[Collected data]
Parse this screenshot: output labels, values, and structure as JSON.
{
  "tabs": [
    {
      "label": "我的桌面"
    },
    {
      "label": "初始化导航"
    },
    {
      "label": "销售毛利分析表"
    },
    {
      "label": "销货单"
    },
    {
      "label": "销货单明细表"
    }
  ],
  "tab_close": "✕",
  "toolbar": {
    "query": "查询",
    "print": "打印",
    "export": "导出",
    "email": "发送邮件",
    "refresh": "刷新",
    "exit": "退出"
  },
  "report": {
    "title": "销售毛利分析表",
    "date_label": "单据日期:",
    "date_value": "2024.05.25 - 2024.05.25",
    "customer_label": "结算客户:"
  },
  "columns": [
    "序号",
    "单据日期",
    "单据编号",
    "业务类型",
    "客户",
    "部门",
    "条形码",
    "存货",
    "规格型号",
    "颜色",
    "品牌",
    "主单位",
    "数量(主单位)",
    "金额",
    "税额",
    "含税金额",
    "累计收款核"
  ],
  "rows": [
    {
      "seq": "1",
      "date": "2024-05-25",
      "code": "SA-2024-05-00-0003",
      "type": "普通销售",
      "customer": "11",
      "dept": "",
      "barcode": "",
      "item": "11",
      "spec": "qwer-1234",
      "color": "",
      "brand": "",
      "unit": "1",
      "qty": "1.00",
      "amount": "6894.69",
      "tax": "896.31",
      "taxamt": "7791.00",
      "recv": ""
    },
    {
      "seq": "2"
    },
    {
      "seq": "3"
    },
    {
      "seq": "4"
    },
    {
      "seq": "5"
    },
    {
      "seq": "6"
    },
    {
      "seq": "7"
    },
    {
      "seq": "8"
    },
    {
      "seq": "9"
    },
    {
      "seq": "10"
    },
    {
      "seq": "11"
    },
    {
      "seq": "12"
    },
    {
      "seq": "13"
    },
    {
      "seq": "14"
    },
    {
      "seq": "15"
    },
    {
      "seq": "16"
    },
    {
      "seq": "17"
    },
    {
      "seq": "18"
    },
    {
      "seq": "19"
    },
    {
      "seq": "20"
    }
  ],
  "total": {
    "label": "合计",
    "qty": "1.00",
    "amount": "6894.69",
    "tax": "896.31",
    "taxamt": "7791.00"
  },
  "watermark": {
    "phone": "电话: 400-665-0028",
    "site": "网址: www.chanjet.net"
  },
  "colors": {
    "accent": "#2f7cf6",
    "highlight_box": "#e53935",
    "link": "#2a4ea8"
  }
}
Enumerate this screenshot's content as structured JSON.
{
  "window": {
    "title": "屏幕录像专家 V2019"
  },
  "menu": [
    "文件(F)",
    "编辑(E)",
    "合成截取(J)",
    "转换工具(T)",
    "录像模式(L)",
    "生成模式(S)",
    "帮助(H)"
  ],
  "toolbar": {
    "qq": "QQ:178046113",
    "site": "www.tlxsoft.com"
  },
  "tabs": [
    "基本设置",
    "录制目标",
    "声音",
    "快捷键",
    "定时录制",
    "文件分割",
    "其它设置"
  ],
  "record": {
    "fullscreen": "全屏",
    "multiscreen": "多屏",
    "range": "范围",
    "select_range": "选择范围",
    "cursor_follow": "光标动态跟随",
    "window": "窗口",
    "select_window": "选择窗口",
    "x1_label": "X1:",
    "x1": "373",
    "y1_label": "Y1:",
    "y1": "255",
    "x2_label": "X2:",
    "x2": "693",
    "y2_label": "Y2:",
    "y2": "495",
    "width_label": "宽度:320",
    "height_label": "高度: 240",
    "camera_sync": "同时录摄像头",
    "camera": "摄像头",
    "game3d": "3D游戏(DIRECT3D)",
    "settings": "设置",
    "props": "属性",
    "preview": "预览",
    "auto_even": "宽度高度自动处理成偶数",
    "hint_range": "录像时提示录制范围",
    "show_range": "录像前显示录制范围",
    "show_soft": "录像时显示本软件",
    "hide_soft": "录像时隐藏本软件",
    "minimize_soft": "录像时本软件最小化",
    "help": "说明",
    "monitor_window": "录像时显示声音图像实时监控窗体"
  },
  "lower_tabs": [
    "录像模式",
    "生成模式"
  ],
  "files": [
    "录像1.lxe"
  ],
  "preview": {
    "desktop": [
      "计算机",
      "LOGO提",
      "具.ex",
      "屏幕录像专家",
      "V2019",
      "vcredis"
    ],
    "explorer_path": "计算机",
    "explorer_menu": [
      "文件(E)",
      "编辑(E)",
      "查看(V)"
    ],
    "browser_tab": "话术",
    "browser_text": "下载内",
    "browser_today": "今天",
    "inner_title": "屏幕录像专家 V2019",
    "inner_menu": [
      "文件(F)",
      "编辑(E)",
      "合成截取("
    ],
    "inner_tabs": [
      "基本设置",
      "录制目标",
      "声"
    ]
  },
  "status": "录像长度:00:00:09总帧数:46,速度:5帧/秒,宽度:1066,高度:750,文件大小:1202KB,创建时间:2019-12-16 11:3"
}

# REQUIREMENTS
In the material above, show every line where the word "JSON" turns up.

# TASK OUTPUT
Parse this screenshot: output labels, values, and structure as JSON.
Enumerate this screenshot's content as structured JSON.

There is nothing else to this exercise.